• [YOUR GOAL] From the entries that follow, pick out all lines holding "anteriores".

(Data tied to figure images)
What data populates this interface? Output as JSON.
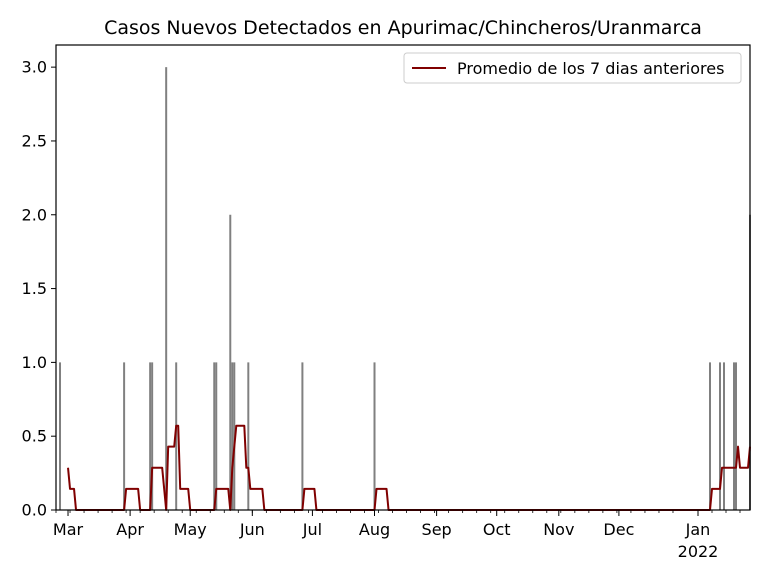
{
  "chart_data": {
    "type": "bar",
    "title": "Casos Nuevos Detectados en Apurimac/Chincheros/Uranmarca",
    "xlabel": "",
    "ylabel": "",
    "ylim": [
      0,
      3.15
    ],
    "y_ticks": [
      0.0,
      0.5,
      1.0,
      1.5,
      2.0,
      2.5,
      3.0
    ],
    "y_tick_labels": [
      "0.0",
      "0.5",
      "1.0",
      "1.5",
      "2.0",
      "2.5",
      "3.0"
    ],
    "x_range": [
      "2020-02-24",
      "2022-01-27"
    ],
    "x_ticks": [
      {
        "date": "2020-03-01",
        "label": "Mar"
      },
      {
        "date": "2020-04-01",
        "label": "Apr"
      },
      {
        "date": "2020-05-01",
        "label": "May"
      },
      {
        "date": "2020-06-01",
        "label": "Jun"
      },
      {
        "date": "2020-07-01",
        "label": "Jul"
      },
      {
        "date": "2020-08-01",
        "label": "Aug"
      },
      {
        "date": "2020-09-01",
        "label": "Sep"
      },
      {
        "date": "2020-10-01",
        "label": "Oct"
      },
      {
        "date": "2020-11-01",
        "label": "Nov"
      },
      {
        "date": "2020-12-01",
        "label": "Dec"
      },
      {
        "date": "2022-01-01",
        "label": "Jan",
        "sublabel": "2022"
      }
    ],
    "bar_color": "#808080",
    "line_color": "#800000",
    "legend": {
      "position": "top-right",
      "entries": [
        "Promedio de los 7 dias anteriores"
      ]
    },
    "series": [
      {
        "kind": "bar",
        "points": [
          [
            "2020-02-26",
            1
          ],
          [
            "2020-03-29",
            1
          ],
          [
            "2020-04-11",
            1
          ],
          [
            "2020-04-12",
            1
          ],
          [
            "2020-04-19",
            3
          ],
          [
            "2020-04-24",
            1
          ],
          [
            "2020-05-13",
            1
          ],
          [
            "2020-05-14",
            1
          ],
          [
            "2020-05-21",
            2
          ],
          [
            "2020-05-22",
            1
          ],
          [
            "2020-05-23",
            1
          ],
          [
            "2020-05-30",
            1
          ],
          [
            "2020-06-26",
            1
          ],
          [
            "2020-08-01",
            1
          ],
          [
            "2022-01-07",
            1
          ],
          [
            "2022-01-12",
            1
          ],
          [
            "2022-01-14",
            1
          ],
          [
            "2022-01-19",
            1
          ],
          [
            "2022-01-20",
            1
          ],
          [
            "2022-01-27",
            2
          ]
        ]
      },
      {
        "kind": "line",
        "name": "Promedio de los 7 dias anteriores",
        "points": [
          [
            "2020-03-01",
            0.286
          ],
          [
            "2020-03-02",
            0.143
          ],
          [
            "2020-03-04",
            0.143
          ],
          [
            "2020-03-05",
            0.0
          ],
          [
            "2020-03-29",
            0.0
          ],
          [
            "2020-03-30",
            0.143
          ],
          [
            "2020-04-05",
            0.143
          ],
          [
            "2020-04-06",
            0.0
          ],
          [
            "2020-04-11",
            0.0
          ],
          [
            "2020-04-12",
            0.286
          ],
          [
            "2020-04-17",
            0.286
          ],
          [
            "2020-04-19",
            0.0
          ],
          [
            "2020-04-20",
            0.429
          ],
          [
            "2020-04-23",
            0.429
          ],
          [
            "2020-04-24",
            0.571
          ],
          [
            "2020-04-25",
            0.571
          ],
          [
            "2020-04-26",
            0.143
          ],
          [
            "2020-04-30",
            0.143
          ],
          [
            "2020-05-01",
            0.0
          ],
          [
            "2020-05-13",
            0.0
          ],
          [
            "2020-05-14",
            0.143
          ],
          [
            "2020-05-20",
            0.143
          ],
          [
            "2020-05-21",
            0.0
          ],
          [
            "2020-05-22",
            0.286
          ],
          [
            "2020-05-23",
            0.429
          ],
          [
            "2020-05-24",
            0.571
          ],
          [
            "2020-05-28",
            0.571
          ],
          [
            "2020-05-29",
            0.286
          ],
          [
            "2020-05-30",
            0.286
          ],
          [
            "2020-05-31",
            0.143
          ],
          [
            "2020-06-06",
            0.143
          ],
          [
            "2020-06-07",
            0.0
          ],
          [
            "2020-06-26",
            0.0
          ],
          [
            "2020-06-27",
            0.143
          ],
          [
            "2020-07-02",
            0.143
          ],
          [
            "2020-07-03",
            0.0
          ],
          [
            "2020-08-01",
            0.0
          ],
          [
            "2020-08-02",
            0.143
          ],
          [
            "2020-08-07",
            0.143
          ],
          [
            "2020-08-08",
            0.0
          ],
          [
            "2022-01-07",
            0.0
          ],
          [
            "2022-01-08",
            0.143
          ],
          [
            "2022-01-12",
            0.143
          ],
          [
            "2022-01-13",
            0.286
          ],
          [
            "2022-01-20",
            0.286
          ],
          [
            "2022-01-21",
            0.429
          ],
          [
            "2022-01-22",
            0.286
          ],
          [
            "2022-01-26",
            0.286
          ],
          [
            "2022-01-27",
            0.429
          ]
        ]
      }
    ]
  }
}
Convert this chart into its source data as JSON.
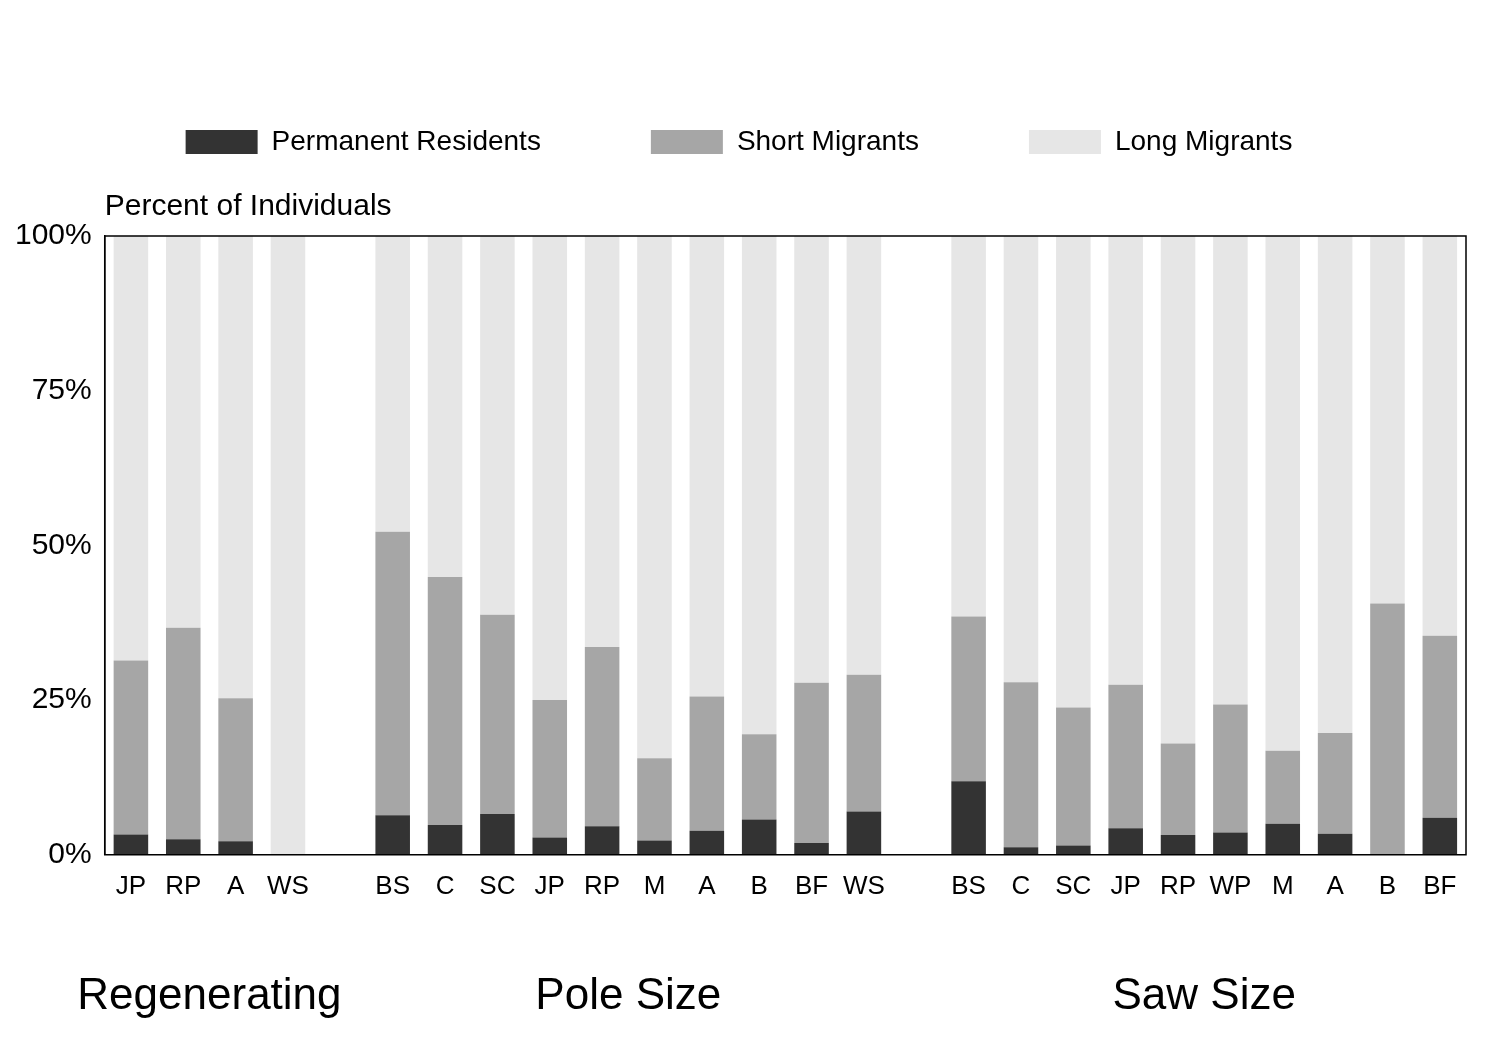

• [EXERCISE ANSWER]
        "Promedio de los 7 dias anteriores"
        "name": "Promedio de los 7 dias anteriores",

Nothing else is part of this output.